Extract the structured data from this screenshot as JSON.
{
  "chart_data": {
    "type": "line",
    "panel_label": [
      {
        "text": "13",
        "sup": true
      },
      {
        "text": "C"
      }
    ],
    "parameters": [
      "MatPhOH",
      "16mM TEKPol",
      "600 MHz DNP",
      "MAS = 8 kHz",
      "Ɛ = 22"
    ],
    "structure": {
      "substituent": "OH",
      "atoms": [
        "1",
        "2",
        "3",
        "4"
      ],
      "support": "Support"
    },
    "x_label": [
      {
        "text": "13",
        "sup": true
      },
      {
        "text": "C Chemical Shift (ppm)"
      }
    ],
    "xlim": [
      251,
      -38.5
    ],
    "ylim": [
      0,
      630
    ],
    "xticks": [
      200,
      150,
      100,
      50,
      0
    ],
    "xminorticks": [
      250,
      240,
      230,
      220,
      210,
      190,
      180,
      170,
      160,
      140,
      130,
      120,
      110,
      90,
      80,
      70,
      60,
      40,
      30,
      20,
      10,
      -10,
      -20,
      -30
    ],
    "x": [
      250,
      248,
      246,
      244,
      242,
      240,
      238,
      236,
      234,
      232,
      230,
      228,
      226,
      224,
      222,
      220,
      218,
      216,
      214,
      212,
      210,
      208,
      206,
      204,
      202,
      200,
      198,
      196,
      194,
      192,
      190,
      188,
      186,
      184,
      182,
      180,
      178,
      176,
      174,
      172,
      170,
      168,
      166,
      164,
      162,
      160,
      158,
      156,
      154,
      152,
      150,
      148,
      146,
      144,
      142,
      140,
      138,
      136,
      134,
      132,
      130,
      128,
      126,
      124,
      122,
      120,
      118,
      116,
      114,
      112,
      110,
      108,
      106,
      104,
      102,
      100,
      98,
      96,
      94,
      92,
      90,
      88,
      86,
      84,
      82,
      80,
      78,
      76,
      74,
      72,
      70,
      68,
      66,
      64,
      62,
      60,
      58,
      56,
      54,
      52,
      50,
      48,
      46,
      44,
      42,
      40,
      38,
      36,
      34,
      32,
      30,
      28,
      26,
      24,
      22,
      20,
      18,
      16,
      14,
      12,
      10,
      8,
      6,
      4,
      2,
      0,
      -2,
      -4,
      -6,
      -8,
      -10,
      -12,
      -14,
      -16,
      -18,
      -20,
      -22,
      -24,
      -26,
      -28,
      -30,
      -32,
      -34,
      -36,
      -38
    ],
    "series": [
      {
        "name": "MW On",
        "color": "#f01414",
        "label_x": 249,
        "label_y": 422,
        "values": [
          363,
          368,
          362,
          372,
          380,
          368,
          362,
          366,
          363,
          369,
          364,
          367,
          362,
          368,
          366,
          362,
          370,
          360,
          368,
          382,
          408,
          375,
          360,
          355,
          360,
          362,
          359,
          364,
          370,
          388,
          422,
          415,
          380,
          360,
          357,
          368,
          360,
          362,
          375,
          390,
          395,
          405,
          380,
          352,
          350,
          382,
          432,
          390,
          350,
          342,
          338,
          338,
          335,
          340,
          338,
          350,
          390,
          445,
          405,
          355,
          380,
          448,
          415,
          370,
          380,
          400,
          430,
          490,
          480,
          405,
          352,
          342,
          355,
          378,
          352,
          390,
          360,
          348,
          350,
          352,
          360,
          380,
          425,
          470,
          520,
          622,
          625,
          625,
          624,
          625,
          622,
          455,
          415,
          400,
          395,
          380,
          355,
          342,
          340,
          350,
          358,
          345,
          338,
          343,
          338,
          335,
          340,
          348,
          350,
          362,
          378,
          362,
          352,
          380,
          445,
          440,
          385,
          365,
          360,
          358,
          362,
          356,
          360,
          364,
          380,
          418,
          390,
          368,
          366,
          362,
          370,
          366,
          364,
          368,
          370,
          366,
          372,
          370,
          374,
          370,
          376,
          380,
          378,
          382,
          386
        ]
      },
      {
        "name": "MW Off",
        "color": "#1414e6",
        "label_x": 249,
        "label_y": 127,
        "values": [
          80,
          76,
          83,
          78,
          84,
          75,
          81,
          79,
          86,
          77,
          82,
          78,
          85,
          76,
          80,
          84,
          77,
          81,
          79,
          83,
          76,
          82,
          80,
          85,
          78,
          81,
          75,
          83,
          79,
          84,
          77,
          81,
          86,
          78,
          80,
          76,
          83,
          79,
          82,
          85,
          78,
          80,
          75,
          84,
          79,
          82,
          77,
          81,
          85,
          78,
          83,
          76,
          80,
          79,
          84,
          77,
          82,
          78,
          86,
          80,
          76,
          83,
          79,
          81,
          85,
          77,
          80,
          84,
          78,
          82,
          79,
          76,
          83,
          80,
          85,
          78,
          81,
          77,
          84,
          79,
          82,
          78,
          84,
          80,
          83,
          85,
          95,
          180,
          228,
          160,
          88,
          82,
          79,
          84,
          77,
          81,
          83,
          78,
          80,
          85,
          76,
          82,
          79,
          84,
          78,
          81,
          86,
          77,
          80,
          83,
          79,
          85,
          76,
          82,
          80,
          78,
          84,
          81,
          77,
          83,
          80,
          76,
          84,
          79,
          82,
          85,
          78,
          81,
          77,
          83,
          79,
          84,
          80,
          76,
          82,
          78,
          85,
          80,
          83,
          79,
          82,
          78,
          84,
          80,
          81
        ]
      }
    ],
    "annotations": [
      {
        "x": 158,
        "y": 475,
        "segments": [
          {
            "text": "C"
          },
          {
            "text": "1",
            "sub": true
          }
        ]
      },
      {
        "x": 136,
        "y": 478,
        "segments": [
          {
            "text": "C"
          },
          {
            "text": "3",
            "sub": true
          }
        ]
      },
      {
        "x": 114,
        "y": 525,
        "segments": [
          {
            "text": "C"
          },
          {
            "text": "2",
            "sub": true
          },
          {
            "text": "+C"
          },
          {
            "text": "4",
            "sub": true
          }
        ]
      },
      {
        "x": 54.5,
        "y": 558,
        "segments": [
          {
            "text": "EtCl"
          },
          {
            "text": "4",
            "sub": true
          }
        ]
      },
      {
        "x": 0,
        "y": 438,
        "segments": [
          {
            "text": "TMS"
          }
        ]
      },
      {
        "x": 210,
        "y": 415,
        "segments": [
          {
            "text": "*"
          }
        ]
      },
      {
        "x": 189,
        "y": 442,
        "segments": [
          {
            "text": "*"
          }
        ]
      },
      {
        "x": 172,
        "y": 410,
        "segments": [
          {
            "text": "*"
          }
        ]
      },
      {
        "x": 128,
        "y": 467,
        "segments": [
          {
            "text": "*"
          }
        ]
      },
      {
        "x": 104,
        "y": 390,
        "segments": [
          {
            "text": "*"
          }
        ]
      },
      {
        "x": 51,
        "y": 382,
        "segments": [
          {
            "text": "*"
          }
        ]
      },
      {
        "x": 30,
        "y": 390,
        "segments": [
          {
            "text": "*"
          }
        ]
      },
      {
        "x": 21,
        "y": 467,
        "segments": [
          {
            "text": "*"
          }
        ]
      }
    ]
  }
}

▶ _Requirements_
Output the data above exactly, please, line for line.

▶ _The output_
Extract the structured data from this screenshot as JSON.
{
  "chart_data": {
    "type": "line",
    "panel_label": [
      {
        "text": "13",
        "sup": true
      },
      {
        "text": "C"
      }
    ],
    "parameters": [
      "MatPhOH",
      "16mM TEKPol",
      "600 MHz DNP",
      "MAS = 8 kHz",
      "Ɛ = 22"
    ],
    "structure": {
      "substituent": "OH",
      "atoms": [
        "1",
        "2",
        "3",
        "4"
      ],
      "support": "Support"
    },
    "x_label": [
      {
        "text": "13",
        "sup": true
      },
      {
        "text": "C Chemical Shift (ppm)"
      }
    ],
    "xlim": [
      251,
      -38.5
    ],
    "ylim": [
      0,
      630
    ],
    "xticks": [
      200,
      150,
      100,
      50,
      0
    ],
    "xminorticks": [
      250,
      240,
      230,
      220,
      210,
      190,
      180,
      170,
      160,
      140,
      130,
      120,
      110,
      90,
      80,
      70,
      60,
      40,
      30,
      20,
      10,
      -10,
      -20,
      -30
    ],
    "x": [
      250,
      248,
      246,
      244,
      242,
      240,
      238,
      236,
      234,
      232,
      230,
      228,
      226,
      224,
      222,
      220,
      218,
      216,
      214,
      212,
      210,
      208,
      206,
      204,
      202,
      200,
      198,
      196,
      194,
      192,
      190,
      188,
      186,
      184,
      182,
      180,
      178,
      176,
      174,
      172,
      170,
      168,
      166,
      164,
      162,
      160,
      158,
      156,
      154,
      152,
      150,
      148,
      146,
      144,
      142,
      140,
      138,
      136,
      134,
      132,
      130,
      128,
      126,
      124,
      122,
      120,
      118,
      116,
      114,
      112,
      110,
      108,
      106,
      104,
      102,
      100,
      98,
      96,
      94,
      92,
      90,
      88,
      86,
      84,
      82,
      80,
      78,
      76,
      74,
      72,
      70,
      68,
      66,
      64,
      62,
      60,
      58,
      56,
      54,
      52,
      50,
      48,
      46,
      44,
      42,
      40,
      38,
      36,
      34,
      32,
      30,
      28,
      26,
      24,
      22,
      20,
      18,
      16,
      14,
      12,
      10,
      8,
      6,
      4,
      2,
      0,
      -2,
      -4,
      -6,
      -8,
      -10,
      -12,
      -14,
      -16,
      -18,
      -20,
      -22,
      -24,
      -26,
      -28,
      -30,
      -32,
      -34,
      -36,
      -38
    ],
    "series": [
      {
        "name": "MW On",
        "color": "#f01414",
        "label_x": 249,
        "label_y": 422,
        "values": [
          363,
          368,
          362,
          372,
          380,
          368,
          362,
          366,
          363,
          369,
          364,
          367,
          362,
          368,
          366,
          362,
          370,
          360,
          368,
          382,
          408,
          375,
          360,
          355,
          360,
          362,
          359,
          364,
          370,
          388,
          422,
          415,
          380,
          360,
          357,
          368,
          360,
          362,
          375,
          390,
          395,
          405,
          380,
          352,
          350,
          382,
          432,
          390,
          350,
          342,
          338,
          338,
          335,
          340,
          338,
          350,
          390,
          445,
          405,
          355,
          380,
          448,
          415,
          370,
          380,
          400,
          430,
          490,
          480,
          405,
          352,
          342,
          355,
          378,
          352,
          390,
          360,
          348,
          350,
          352,
          360,
          380,
          425,
          470,
          520,
          622,
          625,
          625,
          624,
          625,
          622,
          455,
          415,
          400,
          395,
          380,
          355,
          342,
          340,
          350,
          358,
          345,
          338,
          343,
          338,
          335,
          340,
          348,
          350,
          362,
          378,
          362,
          352,
          380,
          445,
          440,
          385,
          365,
          360,
          358,
          362,
          356,
          360,
          364,
          380,
          418,
          390,
          368,
          366,
          362,
          370,
          366,
          364,
          368,
          370,
          366,
          372,
          370,
          374,
          370,
          376,
          380,
          378,
          382,
          386
        ]
      },
      {
        "name": "MW Off",
        "color": "#1414e6",
        "label_x": 249,
        "label_y": 127,
        "values": [
          80,
          76,
          83,
          78,
          84,
          75,
          81,
          79,
          86,
          77,
          82,
          78,
          85,
          76,
          80,
          84,
          77,
          81,
          79,
          83,
          76,
          82,
          80,
          85,
          78,
          81,
          75,
          83,
          79,
          84,
          77,
          81,
          86,
          78,
          80,
          76,
          83,
          79,
          82,
          85,
          78,
          80,
          75,
          84,
          79,
          82,
          77,
          81,
          85,
          78,
          83,
          76,
          80,
          79,
          84,
          77,
          82,
          78,
          86,
          80,
          76,
          83,
          79,
          81,
          85,
          77,
          80,
          84,
          78,
          82,
          79,
          76,
          83,
          80,
          85,
          78,
          81,
          77,
          84,
          79,
          82,
          78,
          84,
          80,
          83,
          85,
          95,
          180,
          228,
          160,
          88,
          82,
          79,
          84,
          77,
          81,
          83,
          78,
          80,
          85,
          76,
          82,
          79,
          84,
          78,
          81,
          86,
          77,
          80,
          83,
          79,
          85,
          76,
          82,
          80,
          78,
          84,
          81,
          77,
          83,
          80,
          76,
          84,
          79,
          82,
          85,
          78,
          81,
          77,
          83,
          79,
          84,
          80,
          76,
          82,
          78,
          85,
          80,
          83,
          79,
          82,
          78,
          84,
          80,
          81
        ]
      }
    ],
    "annotations": [
      {
        "x": 158,
        "y": 475,
        "segments": [
          {
            "text": "C"
          },
          {
            "text": "1",
            "sub": true
          }
        ]
      },
      {
        "x": 136,
        "y": 478,
        "segments": [
          {
            "text": "C"
          },
          {
            "text": "3",
            "sub": true
          }
        ]
      },
      {
        "x": 114,
        "y": 525,
        "segments": [
          {
            "text": "C"
          },
          {
            "text": "2",
            "sub": true
          },
          {
            "text": "+C"
          },
          {
            "text": "4",
            "sub": true
          }
        ]
      },
      {
        "x": 54.5,
        "y": 558,
        "segments": [
          {
            "text": "EtCl"
          },
          {
            "text": "4",
            "sub": true
          }
        ]
      },
      {
        "x": 0,
        "y": 438,
        "segments": [
          {
            "text": "TMS"
          }
        ]
      },
      {
        "x": 210,
        "y": 415,
        "segments": [
          {
            "text": "*"
          }
        ]
      },
      {
        "x": 189,
        "y": 442,
        "segments": [
          {
            "text": "*"
          }
        ]
      },
      {
        "x": 172,
        "y": 410,
        "segments": [
          {
            "text": "*"
          }
        ]
      },
      {
        "x": 128,
        "y": 467,
        "segments": [
          {
            "text": "*"
          }
        ]
      },
      {
        "x": 104,
        "y": 390,
        "segments": [
          {
            "text": "*"
          }
        ]
      },
      {
        "x": 51,
        "y": 382,
        "segments": [
          {
            "text": "*"
          }
        ]
      },
      {
        "x": 30,
        "y": 390,
        "segments": [
          {
            "text": "*"
          }
        ]
      },
      {
        "x": 21,
        "y": 467,
        "segments": [
          {
            "text": "*"
          }
        ]
      }
    ]
  }
}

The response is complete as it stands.